What you should do:
Write out each record again exactly as it stands.
[Supplied information start]
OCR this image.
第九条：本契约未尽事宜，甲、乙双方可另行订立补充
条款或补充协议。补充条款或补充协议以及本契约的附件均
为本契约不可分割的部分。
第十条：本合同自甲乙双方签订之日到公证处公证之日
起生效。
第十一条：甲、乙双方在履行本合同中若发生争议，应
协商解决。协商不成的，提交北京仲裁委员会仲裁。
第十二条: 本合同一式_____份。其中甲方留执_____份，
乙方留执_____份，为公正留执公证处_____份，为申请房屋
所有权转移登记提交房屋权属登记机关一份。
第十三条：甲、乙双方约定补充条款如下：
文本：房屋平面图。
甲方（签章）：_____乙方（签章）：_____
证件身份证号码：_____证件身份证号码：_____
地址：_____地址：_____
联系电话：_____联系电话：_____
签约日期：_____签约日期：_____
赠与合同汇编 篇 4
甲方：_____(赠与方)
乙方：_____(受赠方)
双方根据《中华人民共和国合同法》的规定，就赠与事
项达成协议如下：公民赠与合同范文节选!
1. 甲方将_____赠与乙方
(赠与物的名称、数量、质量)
[Supplied information end]
Task result:
OCR this image.
第九条：本契约未尽事宜，甲、乙双方可另行订立补充
条款或补充协议。补充条款或补充协议以及本契约的附件均
为本契约不可分割的部分。
第十条：本合同自甲乙双方签订之日到公证处公证之日
起生效。
第十一条：甲、乙双方在履行本合同中若发生争议，应
协商解决。协商不成的，提交北京仲裁委员会仲裁。
第十二条: 本合同一式_____份。其中甲方留执_____份，
乙方留执_____份，为公正留执公证处_____份，为申请房屋
所有权转移登记提交房屋权属登记机关一份。
第十三条：甲、乙双方约定补充条款如下：
文本：房屋平面图。
甲方（签章）：_____乙方（签章）：_____
证件身份证号码：_____证件身份证号码：_____
地址：_____地址：_____
联系电话：_____联系电话：_____
签约日期：_____签约日期：_____
赠与合同汇编 篇 4
甲方：_____(赠与方)
乙方：_____(受赠方)
双方根据《中华人民共和国合同法》的规定，就赠与事
项达成协议如下：公民赠与合同范文节选!
1. 甲方将_____赠与乙方
(赠与物的名称、数量、质量)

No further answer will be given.